▶ **EXERCISE REQUIREMENTS**:
Pictures don't belong in the copy; print all the records exactly.
### PROVIDED INFORMATION
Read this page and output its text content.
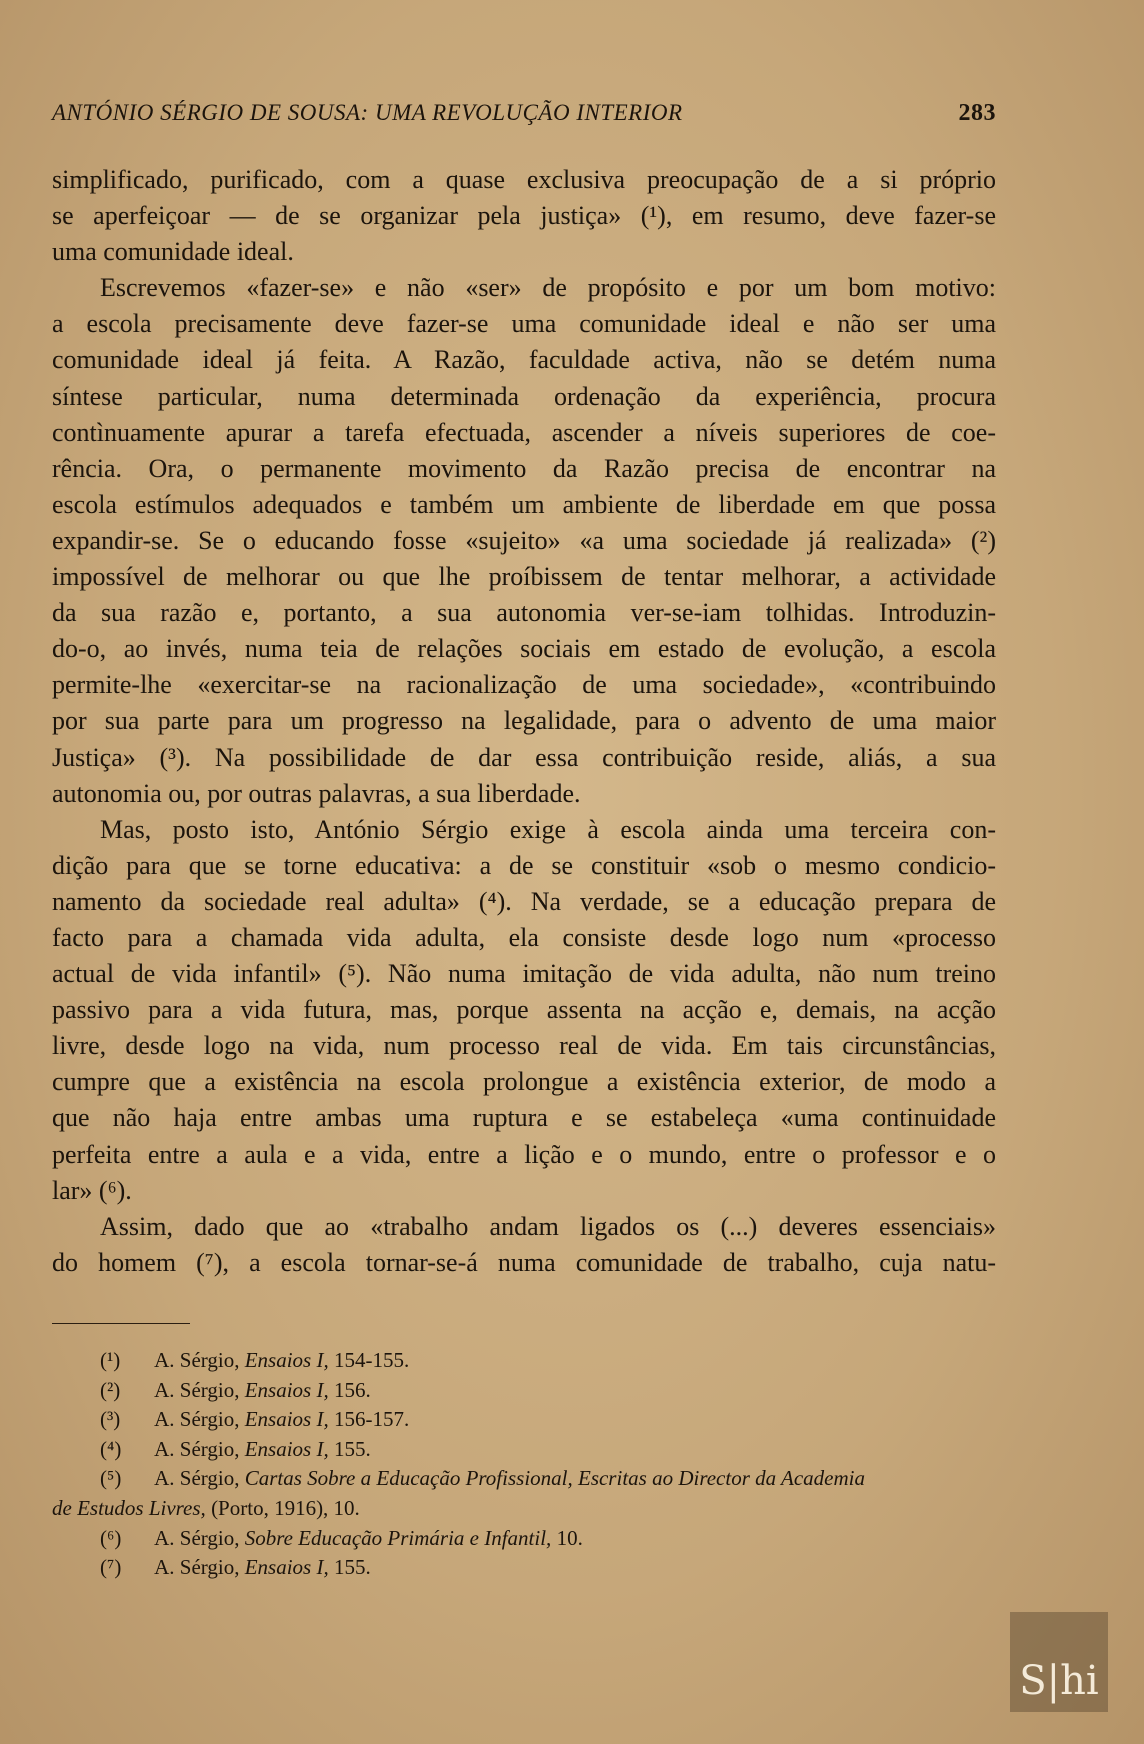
ANTÓNIO SÉRGIO DE SOUSA: UMA REVOLUÇÃO INTERIOR	283
simplificado, purificado, com a quase exclusiva preocupação de a si próprio
se aperfeiçoar — de se organizar pela justiça» (¹), em resumo, deve fazer-se
uma comunidade ideal.
Escrevemos «fazer-se» e não «ser» de propósito e por um bom motivo:
a escola precisamente deve fazer-se uma comunidade ideal e não ser uma
comunidade ideal já feita. A Razão, faculdade activa, não se detém numa
síntese particular, numa determinada ordenação da experiência, procura
contìnuamente apurar a tarefa efectuada, ascender a níveis superiores de coe-
rência. Ora, o permanente movimento da Razão precisa de encontrar na
escola estímulos adequados e também um ambiente de liberdade em que possa
expandir-se. Se o educando fosse «sujeito» «a uma sociedade já realizada» (²)
impossível de melhorar ou que lhe proíbissem de tentar melhorar, a actividade
da sua razão e, portanto, a sua autonomia ver-se-iam tolhidas. Introduzin-
do-o, ao invés, numa teia de relações sociais em estado de evolução, a escola
permite-lhe «exercitar-se na racionalização de uma sociedade», «contribuindo
por sua parte para um progresso na legalidade, para o advento de uma maior
Justiça» (³). Na possibilidade de dar essa contribuição reside, aliás, a sua
autonomia ou, por outras palavras, a sua liberdade.
Mas, posto isto, António Sérgio exige à escola ainda uma terceira con-
dição para que se torne educativa: a de se constituir «sob o mesmo condicio-
namento da sociedade real adulta» (⁴). Na verdade, se a educação prepara de
facto para a chamada vida adulta, ela consiste desde logo num «processo
actual de vida infantil» (⁵). Não numa imitação de vida adulta, não num treino
passivo para a vida futura, mas, porque assenta na acção e, demais, na acção
livre, desde logo na vida, num processo real de vida. Em tais circunstâncias,
cumpre que a existência na escola prolongue a existência exterior, de modo a
que não haja entre ambas uma ruptura e se estabeleça «uma continuidade
perfeita entre a aula e a vida, entre a lição e o mundo, entre o professor e o
lar» (⁶).
Assim, dado que ao «trabalho andam ligados os (...) deveres essenciais»
do homem (⁷), a escola tornar-se-á numa comunidade de trabalho, cuja natu-
(¹) A. Sérgio, Ensaios I, 154-155.
(²) A. Sérgio, Ensaios I, 156.
(³) A. Sérgio, Ensaios I, 156-157.
(⁴) A. Sérgio, Ensaios I, 155.
(⁵) A. Sérgio, Cartas Sobre a Educação Profissional, Escritas ao Director da Academia
de Estudos Livres, (Porto, 1916), 10.
(⁶) A. Sérgio, Sobre Educação Primária e Infantil, 10.
(⁷) A. Sérgio, Ensaios I, 155.
S|hi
######
▶ **FULL RESPONSE**:
Read this page and output its text content.
ANTÓNIO SÉRGIO DE SOUSA: UMA REVOLUÇÃO INTERIOR	283
simplificado, purificado, com a quase exclusiva preocupação de a si próprio
se aperfeiçoar — de se organizar pela justiça» (¹), em resumo, deve fazer-se
uma comunidade ideal.
Escrevemos «fazer-se» e não «ser» de propósito e por um bom motivo:
a escola precisamente deve fazer-se uma comunidade ideal e não ser uma
comunidade ideal já feita. A Razão, faculdade activa, não se detém numa
síntese particular, numa determinada ordenação da experiência, procura
contìnuamente apurar a tarefa efectuada, ascender a níveis superiores de coe-
rência. Ora, o permanente movimento da Razão precisa de encontrar na
escola estímulos adequados e também um ambiente de liberdade em que possa
expandir-se. Se o educando fosse «sujeito» «a uma sociedade já realizada» (²)
impossível de melhorar ou que lhe proíbissem de tentar melhorar, a actividade
da sua razão e, portanto, a sua autonomia ver-se-iam tolhidas. Introduzin-
do-o, ao invés, numa teia de relações sociais em estado de evolução, a escola
permite-lhe «exercitar-se na racionalização de uma sociedade», «contribuindo
por sua parte para um progresso na legalidade, para o advento de uma maior
Justiça» (³). Na possibilidade de dar essa contribuição reside, aliás, a sua
autonomia ou, por outras palavras, a sua liberdade.
Mas, posto isto, António Sérgio exige à escola ainda uma terceira con-
dição para que se torne educativa: a de se constituir «sob o mesmo condicio-
namento da sociedade real adulta» (⁴). Na verdade, se a educação prepara de
facto para a chamada vida adulta, ela consiste desde logo num «processo
actual de vida infantil» (⁵). Não numa imitação de vida adulta, não num treino
passivo para a vida futura, mas, porque assenta na acção e, demais, na acção
livre, desde logo na vida, num processo real de vida. Em tais circunstâncias,
cumpre que a existência na escola prolongue a existência exterior, de modo a
que não haja entre ambas uma ruptura e se estabeleça «uma continuidade
perfeita entre a aula e a vida, entre a lição e o mundo, entre o professor e o
lar» (⁶).
Assim, dado que ao «trabalho andam ligados os (...) deveres essenciais»
do homem (⁷), a escola tornar-se-á numa comunidade de trabalho, cuja natu-
(¹) A. Sérgio, Ensaios I, 154-155.
(²) A. Sérgio, Ensaios I, 156.
(³) A. Sérgio, Ensaios I, 156-157.
(⁴) A. Sérgio, Ensaios I, 155.
(⁵) A. Sérgio, Cartas Sobre a Educação Profissional, Escritas ao Director da Academia
de Estudos Livres, (Porto, 1916), 10.
(⁶) A. Sérgio, Sobre Educação Primária e Infantil, 10.
(⁷) A. Sérgio, Ensaios I, 155.
S|hi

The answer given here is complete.